▶ **Exercise details**
Provide an exact transcription of all the records.
○ ○ ○ ○
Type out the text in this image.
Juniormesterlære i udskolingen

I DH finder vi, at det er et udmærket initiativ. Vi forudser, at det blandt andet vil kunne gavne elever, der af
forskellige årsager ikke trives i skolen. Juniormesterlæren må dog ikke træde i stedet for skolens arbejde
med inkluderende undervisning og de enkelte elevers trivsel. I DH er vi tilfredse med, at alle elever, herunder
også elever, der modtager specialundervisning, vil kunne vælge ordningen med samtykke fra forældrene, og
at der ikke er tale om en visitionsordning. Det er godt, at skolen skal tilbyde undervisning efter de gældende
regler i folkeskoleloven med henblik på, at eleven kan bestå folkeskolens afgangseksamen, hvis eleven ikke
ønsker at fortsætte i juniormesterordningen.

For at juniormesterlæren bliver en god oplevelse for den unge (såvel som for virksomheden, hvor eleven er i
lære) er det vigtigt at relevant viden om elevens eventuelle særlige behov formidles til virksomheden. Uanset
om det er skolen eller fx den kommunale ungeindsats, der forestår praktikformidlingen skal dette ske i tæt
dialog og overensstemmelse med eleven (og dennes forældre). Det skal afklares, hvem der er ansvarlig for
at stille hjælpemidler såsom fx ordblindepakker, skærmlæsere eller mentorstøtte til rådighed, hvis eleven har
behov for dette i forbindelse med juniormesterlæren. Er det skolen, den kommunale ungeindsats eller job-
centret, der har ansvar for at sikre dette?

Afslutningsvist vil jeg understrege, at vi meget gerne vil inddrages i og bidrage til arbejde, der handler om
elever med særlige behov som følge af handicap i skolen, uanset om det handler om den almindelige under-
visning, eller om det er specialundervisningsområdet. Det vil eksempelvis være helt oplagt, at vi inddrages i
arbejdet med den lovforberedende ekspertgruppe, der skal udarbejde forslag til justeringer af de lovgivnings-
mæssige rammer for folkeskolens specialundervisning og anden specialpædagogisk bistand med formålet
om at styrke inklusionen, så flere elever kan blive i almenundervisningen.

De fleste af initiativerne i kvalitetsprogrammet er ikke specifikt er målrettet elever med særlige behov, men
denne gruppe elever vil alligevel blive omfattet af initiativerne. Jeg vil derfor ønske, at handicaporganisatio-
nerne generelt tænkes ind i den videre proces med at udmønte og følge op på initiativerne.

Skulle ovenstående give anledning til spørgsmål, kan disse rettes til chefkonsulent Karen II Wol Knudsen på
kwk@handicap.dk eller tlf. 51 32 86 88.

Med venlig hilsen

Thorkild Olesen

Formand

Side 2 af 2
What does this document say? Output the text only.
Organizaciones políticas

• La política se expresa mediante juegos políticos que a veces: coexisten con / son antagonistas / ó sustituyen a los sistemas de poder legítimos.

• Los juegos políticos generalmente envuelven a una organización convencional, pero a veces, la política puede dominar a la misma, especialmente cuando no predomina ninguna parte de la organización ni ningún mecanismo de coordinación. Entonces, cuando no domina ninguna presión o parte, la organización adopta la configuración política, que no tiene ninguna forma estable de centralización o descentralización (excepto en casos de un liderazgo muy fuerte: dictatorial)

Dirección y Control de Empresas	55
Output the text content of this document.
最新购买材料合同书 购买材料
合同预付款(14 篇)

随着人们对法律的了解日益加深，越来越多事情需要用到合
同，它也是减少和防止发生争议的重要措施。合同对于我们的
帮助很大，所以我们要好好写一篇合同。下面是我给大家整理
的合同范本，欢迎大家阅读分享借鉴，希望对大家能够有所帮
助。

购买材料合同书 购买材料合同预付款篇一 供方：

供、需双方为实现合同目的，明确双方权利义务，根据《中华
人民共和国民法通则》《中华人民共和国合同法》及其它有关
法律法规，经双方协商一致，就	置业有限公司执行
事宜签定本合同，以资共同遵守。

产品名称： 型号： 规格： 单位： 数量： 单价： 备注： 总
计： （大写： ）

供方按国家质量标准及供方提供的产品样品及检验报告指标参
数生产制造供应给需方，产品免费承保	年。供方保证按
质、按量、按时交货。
○ ○ ○ ○
▶ **Written answer**
Type out the text in this image.
Juniormesterlære i udskolingen

I DH finder vi, at det er et udmærket initiativ. Vi forudser, at det blandt andet vil kunne gavne elever, der af
forskellige årsager ikke trives i skolen. Juniormesterlæren må dog ikke træde i stedet for skolens arbejde
med inkluderende undervisning og de enkelte elevers trivsel. I DH er vi tilfredse med, at alle elever, herunder
også elever, der modtager specialundervisning, vil kunne vælge ordningen med samtykke fra forældrene, og
at der ikke er tale om en visitionsordning. Det er godt, at skolen skal tilbyde undervisning efter de gældende
regler i folkeskoleloven med henblik på, at eleven kan bestå folkeskolens afgangseksamen, hvis eleven ikke
ønsker at fortsætte i juniormesterordningen.

For at juniormesterlæren bliver en god oplevelse for den unge (såvel som for virksomheden, hvor eleven er i
lære) er det vigtigt at relevant viden om elevens eventuelle særlige behov formidles til virksomheden. Uanset
om det er skolen eller fx den kommunale ungeindsats, der forestår praktikformidlingen skal dette ske i tæt
dialog og overensstemmelse med eleven (og dennes forældre). Det skal afklares, hvem der er ansvarlig for
at stille hjælpemidler såsom fx ordblindepakker, skærmlæsere eller mentorstøtte til rådighed, hvis eleven har
behov for dette i forbindelse med juniormesterlæren. Er det skolen, den kommunale ungeindsats eller job-
centret, der har ansvar for at sikre dette?

Afslutningsvist vil jeg understrege, at vi meget gerne vil inddrages i og bidrage til arbejde, der handler om
elever med særlige behov som følge af handicap i skolen, uanset om det handler om den almindelige under-
visning, eller om det er specialundervisningsområdet. Det vil eksempelvis være helt oplagt, at vi inddrages i
arbejdet med den lovforberedende ekspertgruppe, der skal udarbejde forslag til justeringer af de lovgivnings-
mæssige rammer for folkeskolens specialundervisning og anden specialpædagogisk bistand med formålet
om at styrke inklusionen, så flere elever kan blive i almenundervisningen.

De fleste af initiativerne i kvalitetsprogrammet er ikke specifikt er målrettet elever med særlige behov, men
denne gruppe elever vil alligevel blive omfattet af initiativerne. Jeg vil derfor ønske, at handicaporganisatio-
nerne generelt tænkes ind i den videre proces med at udmønte og følge op på initiativerne.

Skulle ovenstående give anledning til spørgsmål, kan disse rettes til chefkonsulent Karen II Wol Knudsen på
kwk@handicap.dk eller tlf. 51 32 86 88.

Med venlig hilsen

Thorkild Olesen

Formand

Side 2 af 2
What does this document say? Output the text only.
Organizaciones políticas

• La política se expresa mediante juegos políticos que a veces: coexisten con / son antagonistas / ó sustituyen a los sistemas de poder legítimos.

• Los juegos políticos generalmente envuelven a una organización convencional, pero a veces, la política puede dominar a la misma, especialmente cuando no predomina ninguna parte de la organización ni ningún mecanismo de coordinación. Entonces, cuando no domina ninguna presión o parte, la organización adopta la configuración política, que no tiene ninguna forma estable de centralización o descentralización (excepto en casos de un liderazgo muy fuerte: dictatorial)

Dirección y Control de Empresas	55
Output the text content of this document.
最新购买材料合同书 购买材料
合同预付款(14 篇)

随着人们对法律的了解日益加深，越来越多事情需要用到合
同，它也是减少和防止发生争议的重要措施。合同对于我们的
帮助很大，所以我们要好好写一篇合同。下面是我给大家整理
的合同范本，欢迎大家阅读分享借鉴，希望对大家能够有所帮
助。

购买材料合同书 购买材料合同预付款篇一 供方：

供、需双方为实现合同目的，明确双方权利义务，根据《中华
人民共和国民法通则》《中华人民共和国合同法》及其它有关
法律法规，经双方协商一致，就	置业有限公司执行
事宜签定本合同，以资共同遵守。

产品名称： 型号： 规格： 单位： 数量： 单价： 备注： 总
计： （大写： ）

供方按国家质量标准及供方提供的产品样品及检验报告指标参
数生产制造供应给需方，产品免费承保	年。供方保证按
质、按量、按时交货。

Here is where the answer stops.